Scan the records and identify every line in which the string "Матросова" occurs, then return those lines.
★ ★ ★ ★ ★
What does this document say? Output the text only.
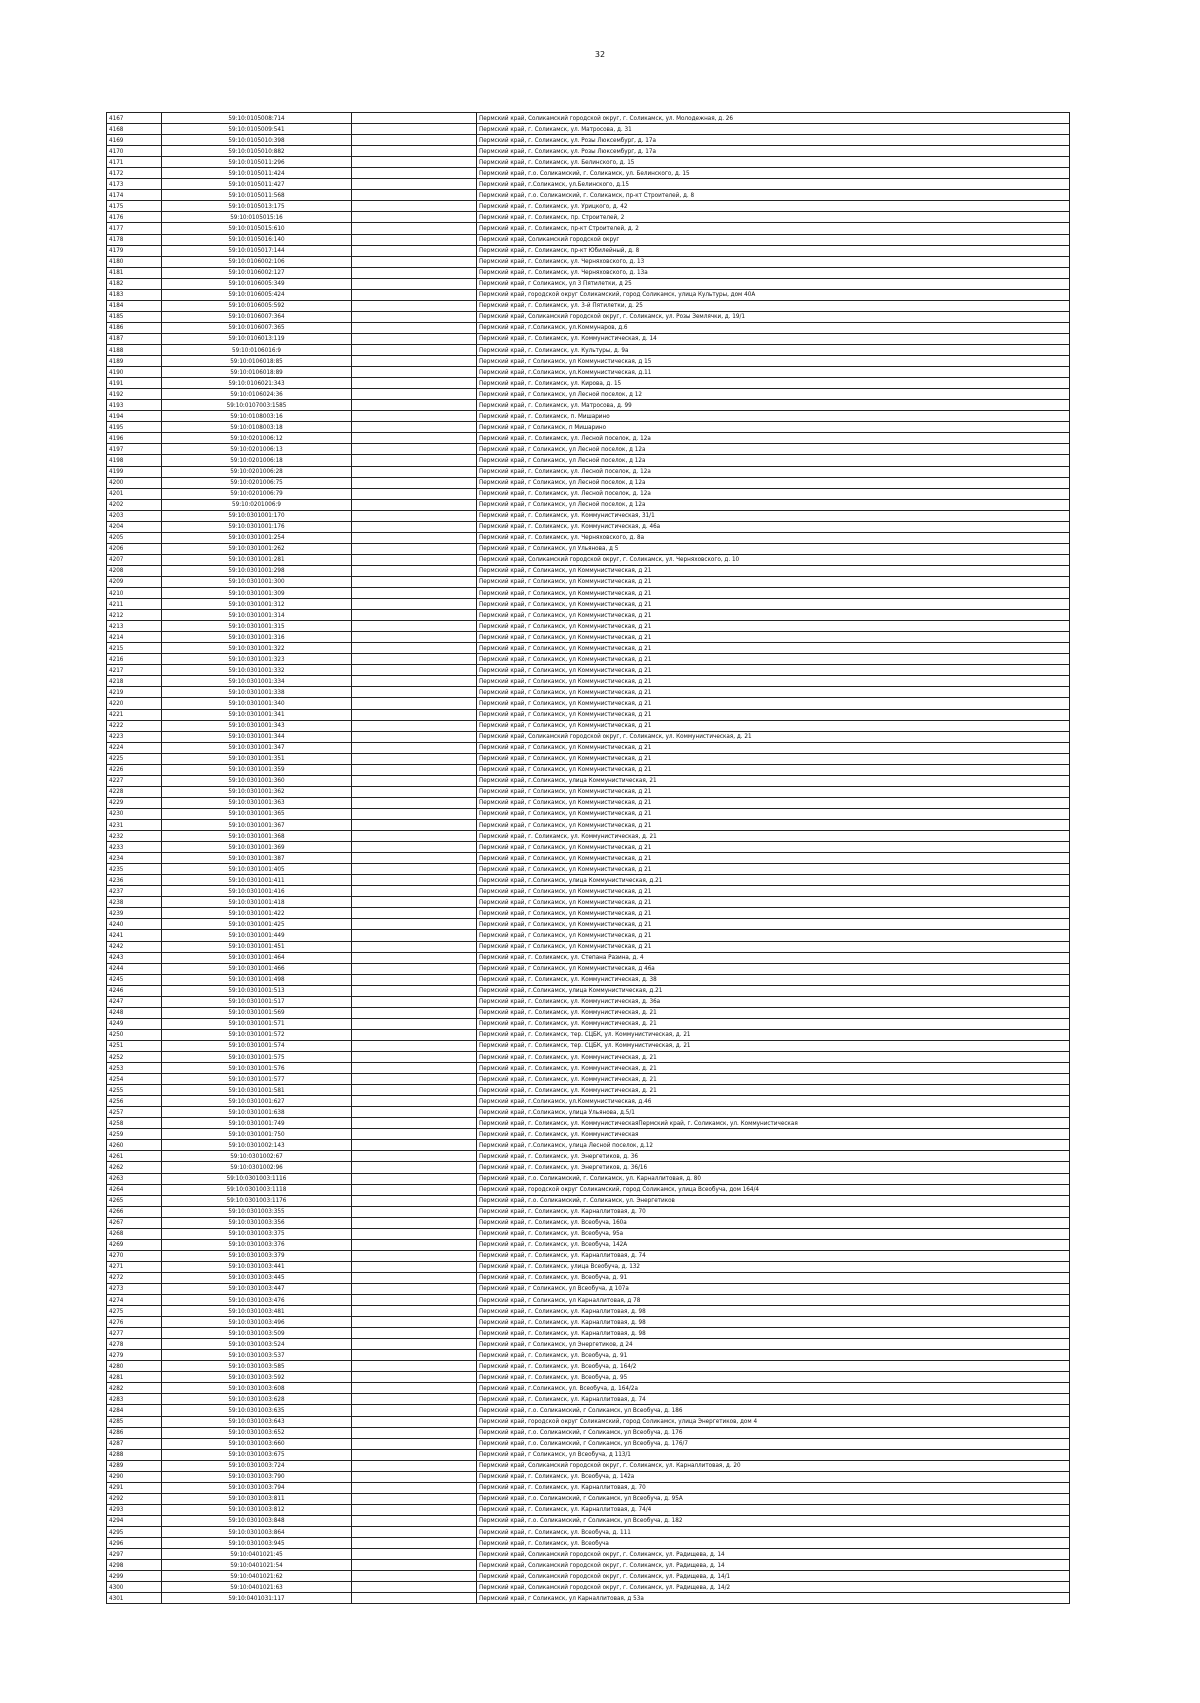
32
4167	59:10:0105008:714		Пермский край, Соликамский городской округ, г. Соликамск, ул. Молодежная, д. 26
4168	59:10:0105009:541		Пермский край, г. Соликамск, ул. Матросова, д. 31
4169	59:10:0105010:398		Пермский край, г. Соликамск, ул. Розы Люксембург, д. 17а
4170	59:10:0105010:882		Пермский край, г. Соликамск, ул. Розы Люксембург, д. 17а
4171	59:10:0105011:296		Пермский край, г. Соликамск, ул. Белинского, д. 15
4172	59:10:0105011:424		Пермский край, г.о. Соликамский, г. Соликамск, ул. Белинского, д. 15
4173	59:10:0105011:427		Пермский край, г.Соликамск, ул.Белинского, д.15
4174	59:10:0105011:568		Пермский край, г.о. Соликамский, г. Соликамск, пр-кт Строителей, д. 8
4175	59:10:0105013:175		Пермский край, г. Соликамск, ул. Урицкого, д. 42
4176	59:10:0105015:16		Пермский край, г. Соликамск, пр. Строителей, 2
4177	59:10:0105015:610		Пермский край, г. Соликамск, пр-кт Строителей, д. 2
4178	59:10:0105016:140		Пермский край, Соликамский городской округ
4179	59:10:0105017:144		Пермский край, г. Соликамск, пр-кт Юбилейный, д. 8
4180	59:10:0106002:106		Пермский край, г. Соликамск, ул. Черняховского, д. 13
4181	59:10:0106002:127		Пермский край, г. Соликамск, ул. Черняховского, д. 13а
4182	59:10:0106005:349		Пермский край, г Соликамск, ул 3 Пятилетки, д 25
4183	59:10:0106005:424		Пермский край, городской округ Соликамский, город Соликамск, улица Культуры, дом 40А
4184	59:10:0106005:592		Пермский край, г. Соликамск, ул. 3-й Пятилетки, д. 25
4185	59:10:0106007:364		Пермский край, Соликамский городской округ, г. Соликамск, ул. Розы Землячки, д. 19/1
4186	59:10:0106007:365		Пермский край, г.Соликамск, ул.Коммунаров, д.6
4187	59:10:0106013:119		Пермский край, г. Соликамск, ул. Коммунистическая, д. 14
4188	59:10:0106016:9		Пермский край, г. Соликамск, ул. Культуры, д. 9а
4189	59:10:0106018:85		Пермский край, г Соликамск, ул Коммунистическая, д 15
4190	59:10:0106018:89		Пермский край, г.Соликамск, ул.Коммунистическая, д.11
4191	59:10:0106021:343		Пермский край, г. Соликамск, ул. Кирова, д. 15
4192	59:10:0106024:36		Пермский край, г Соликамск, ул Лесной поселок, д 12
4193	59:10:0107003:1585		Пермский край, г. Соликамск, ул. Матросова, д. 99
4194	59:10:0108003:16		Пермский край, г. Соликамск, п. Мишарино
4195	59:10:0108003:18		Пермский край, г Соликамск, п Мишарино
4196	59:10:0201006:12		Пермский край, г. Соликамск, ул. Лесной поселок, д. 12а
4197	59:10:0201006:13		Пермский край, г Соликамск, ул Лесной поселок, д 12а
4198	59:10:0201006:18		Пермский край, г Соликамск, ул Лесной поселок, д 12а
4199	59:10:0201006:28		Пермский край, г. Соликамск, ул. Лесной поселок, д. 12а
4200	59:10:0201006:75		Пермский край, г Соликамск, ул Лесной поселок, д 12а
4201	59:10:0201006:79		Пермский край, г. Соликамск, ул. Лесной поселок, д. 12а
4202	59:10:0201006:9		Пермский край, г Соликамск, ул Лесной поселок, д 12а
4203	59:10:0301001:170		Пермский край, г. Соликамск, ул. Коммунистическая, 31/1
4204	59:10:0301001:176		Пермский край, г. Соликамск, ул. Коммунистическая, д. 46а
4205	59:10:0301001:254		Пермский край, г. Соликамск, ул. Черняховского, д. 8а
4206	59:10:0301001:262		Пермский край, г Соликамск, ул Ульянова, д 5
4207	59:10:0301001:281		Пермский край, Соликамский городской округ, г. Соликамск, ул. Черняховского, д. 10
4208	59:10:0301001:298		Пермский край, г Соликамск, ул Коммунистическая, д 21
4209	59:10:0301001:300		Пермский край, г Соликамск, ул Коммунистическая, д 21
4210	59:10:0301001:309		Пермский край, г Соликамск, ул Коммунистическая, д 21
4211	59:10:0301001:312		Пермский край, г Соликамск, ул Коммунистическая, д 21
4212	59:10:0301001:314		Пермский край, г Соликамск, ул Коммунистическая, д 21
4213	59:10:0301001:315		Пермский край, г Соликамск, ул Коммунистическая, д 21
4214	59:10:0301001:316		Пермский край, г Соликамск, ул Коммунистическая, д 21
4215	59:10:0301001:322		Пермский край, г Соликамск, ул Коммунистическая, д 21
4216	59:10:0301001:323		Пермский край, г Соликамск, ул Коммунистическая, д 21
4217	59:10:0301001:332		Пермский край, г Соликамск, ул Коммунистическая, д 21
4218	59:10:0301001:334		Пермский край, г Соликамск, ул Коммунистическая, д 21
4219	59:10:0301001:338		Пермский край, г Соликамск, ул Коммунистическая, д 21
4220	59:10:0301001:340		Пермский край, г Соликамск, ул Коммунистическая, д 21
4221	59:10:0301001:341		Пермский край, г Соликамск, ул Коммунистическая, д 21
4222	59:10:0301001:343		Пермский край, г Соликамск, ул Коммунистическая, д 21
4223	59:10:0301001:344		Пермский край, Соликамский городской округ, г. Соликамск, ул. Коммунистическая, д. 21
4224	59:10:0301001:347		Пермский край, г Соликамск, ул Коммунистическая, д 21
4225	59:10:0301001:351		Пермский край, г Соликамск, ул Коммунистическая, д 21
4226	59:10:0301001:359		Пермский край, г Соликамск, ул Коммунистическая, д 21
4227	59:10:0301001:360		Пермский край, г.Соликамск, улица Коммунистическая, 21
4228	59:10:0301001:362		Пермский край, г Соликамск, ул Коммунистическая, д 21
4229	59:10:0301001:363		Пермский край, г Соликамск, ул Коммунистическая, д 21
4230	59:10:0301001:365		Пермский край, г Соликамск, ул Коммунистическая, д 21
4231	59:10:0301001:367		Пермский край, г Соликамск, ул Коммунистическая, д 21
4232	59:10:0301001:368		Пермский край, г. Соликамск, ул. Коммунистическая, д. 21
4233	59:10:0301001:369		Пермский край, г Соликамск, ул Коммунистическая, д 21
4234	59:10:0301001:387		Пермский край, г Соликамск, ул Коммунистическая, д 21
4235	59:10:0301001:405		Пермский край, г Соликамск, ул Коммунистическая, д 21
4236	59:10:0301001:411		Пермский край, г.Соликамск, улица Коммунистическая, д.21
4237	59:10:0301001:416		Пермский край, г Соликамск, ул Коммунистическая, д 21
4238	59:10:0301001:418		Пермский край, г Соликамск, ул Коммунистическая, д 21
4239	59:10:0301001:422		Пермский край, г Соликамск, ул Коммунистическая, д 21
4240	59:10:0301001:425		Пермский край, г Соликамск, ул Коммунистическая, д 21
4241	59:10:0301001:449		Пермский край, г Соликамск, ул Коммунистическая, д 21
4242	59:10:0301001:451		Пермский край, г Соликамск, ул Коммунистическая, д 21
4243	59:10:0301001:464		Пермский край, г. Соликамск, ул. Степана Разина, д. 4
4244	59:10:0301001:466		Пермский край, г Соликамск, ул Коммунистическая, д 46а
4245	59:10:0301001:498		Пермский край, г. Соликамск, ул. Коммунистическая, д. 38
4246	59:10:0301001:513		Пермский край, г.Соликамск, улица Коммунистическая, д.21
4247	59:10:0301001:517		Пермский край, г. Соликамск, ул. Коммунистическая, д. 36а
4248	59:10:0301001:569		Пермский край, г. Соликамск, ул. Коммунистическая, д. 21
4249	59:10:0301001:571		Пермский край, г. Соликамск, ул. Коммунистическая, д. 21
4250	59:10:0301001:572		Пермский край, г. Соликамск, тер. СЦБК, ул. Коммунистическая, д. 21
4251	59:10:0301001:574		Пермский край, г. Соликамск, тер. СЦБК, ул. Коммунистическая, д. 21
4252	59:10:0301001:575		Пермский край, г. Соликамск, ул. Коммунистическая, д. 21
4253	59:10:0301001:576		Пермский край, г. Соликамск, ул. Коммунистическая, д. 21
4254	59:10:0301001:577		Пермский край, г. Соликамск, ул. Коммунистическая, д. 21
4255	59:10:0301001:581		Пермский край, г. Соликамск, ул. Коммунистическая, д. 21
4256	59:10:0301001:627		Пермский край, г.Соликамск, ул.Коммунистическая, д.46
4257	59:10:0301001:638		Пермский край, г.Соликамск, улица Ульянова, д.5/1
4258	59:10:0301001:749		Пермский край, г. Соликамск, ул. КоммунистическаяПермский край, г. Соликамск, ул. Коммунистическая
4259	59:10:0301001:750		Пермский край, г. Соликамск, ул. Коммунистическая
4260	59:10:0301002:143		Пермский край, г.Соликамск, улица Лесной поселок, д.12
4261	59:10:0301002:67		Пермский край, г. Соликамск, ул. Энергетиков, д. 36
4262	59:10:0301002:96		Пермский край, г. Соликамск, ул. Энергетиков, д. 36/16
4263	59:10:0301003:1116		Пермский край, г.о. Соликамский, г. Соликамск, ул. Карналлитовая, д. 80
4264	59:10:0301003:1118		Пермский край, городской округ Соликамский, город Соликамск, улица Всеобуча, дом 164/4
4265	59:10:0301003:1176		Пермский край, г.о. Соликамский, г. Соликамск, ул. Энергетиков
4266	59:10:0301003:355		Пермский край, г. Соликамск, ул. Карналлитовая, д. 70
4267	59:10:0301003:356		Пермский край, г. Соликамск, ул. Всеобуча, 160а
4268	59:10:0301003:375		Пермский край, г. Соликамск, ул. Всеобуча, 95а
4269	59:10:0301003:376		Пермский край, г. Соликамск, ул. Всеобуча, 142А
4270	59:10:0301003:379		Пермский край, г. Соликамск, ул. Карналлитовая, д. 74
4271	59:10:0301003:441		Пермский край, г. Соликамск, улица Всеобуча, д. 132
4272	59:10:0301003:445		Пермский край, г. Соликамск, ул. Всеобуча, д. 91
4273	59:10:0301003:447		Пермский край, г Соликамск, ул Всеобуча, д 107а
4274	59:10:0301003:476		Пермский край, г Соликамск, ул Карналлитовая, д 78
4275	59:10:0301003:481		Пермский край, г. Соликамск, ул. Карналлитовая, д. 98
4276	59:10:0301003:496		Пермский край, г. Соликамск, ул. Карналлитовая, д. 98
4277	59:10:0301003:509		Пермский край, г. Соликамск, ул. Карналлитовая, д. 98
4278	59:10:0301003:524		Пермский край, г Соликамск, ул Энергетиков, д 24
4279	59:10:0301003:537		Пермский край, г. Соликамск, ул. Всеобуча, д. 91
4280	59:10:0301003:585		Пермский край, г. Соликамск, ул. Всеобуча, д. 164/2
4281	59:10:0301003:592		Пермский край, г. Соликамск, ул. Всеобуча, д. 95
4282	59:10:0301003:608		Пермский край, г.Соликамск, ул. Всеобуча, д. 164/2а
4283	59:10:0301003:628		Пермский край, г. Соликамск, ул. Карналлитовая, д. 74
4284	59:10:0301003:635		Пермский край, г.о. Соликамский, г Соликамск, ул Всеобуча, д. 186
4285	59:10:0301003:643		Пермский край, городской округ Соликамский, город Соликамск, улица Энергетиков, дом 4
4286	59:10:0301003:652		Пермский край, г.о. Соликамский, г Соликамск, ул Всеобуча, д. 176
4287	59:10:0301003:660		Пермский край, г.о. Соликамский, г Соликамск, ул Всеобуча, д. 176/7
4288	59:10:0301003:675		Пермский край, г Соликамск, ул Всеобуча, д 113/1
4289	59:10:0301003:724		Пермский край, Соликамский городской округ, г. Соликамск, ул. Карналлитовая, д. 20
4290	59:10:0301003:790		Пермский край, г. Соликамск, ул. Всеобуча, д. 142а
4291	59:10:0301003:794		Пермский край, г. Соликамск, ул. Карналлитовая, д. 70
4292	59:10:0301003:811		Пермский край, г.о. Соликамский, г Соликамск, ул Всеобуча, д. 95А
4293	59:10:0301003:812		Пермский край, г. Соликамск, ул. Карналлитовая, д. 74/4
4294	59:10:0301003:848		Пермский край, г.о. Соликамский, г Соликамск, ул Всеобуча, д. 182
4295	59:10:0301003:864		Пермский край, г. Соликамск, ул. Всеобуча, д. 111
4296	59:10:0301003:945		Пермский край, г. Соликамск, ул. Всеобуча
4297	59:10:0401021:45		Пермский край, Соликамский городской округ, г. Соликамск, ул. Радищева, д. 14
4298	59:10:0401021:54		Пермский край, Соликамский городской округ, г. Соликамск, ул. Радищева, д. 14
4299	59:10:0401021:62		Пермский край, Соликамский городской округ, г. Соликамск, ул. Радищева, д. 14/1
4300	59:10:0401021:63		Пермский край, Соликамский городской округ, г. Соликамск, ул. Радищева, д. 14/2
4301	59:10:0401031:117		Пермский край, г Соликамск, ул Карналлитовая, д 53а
★ ★ ★ ★ ★
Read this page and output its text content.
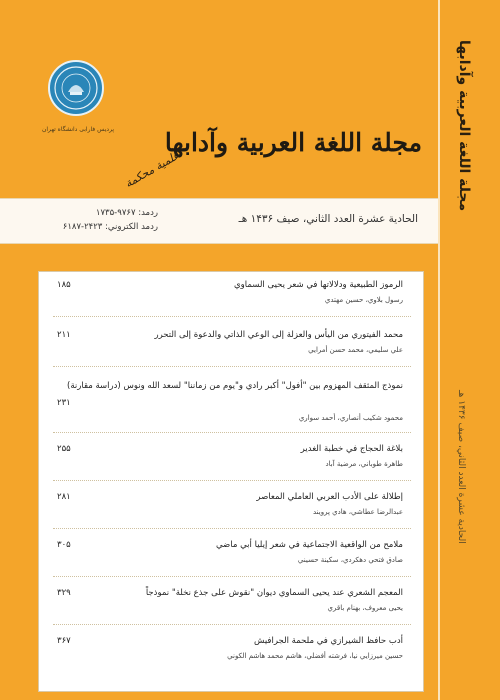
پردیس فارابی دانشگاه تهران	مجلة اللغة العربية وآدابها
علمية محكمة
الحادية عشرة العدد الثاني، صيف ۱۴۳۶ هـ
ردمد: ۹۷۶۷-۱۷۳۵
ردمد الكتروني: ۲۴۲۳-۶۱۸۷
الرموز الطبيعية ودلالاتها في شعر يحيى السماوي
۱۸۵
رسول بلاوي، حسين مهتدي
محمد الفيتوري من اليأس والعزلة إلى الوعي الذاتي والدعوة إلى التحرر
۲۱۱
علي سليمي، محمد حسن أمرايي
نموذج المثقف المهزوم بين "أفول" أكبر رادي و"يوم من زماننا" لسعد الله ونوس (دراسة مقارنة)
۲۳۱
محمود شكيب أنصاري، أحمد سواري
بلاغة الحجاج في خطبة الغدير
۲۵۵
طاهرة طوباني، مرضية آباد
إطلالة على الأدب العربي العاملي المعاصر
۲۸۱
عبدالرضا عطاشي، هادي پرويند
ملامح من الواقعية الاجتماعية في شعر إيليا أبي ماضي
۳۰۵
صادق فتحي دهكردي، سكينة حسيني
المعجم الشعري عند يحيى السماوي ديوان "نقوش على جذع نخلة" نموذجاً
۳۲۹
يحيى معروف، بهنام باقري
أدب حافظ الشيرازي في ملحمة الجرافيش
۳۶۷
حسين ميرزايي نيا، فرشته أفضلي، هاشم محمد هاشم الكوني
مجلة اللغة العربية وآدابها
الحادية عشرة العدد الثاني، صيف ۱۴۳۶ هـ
★ ★ ★ ★ ★
Full output >>
4168	59:10:0105009:541		Пермский край, г. Соликамск, ул. Матросова, д. 31
4193	59:10:0107003:1585		Пермский край, г. Соликамск, ул. Матросова, д. 99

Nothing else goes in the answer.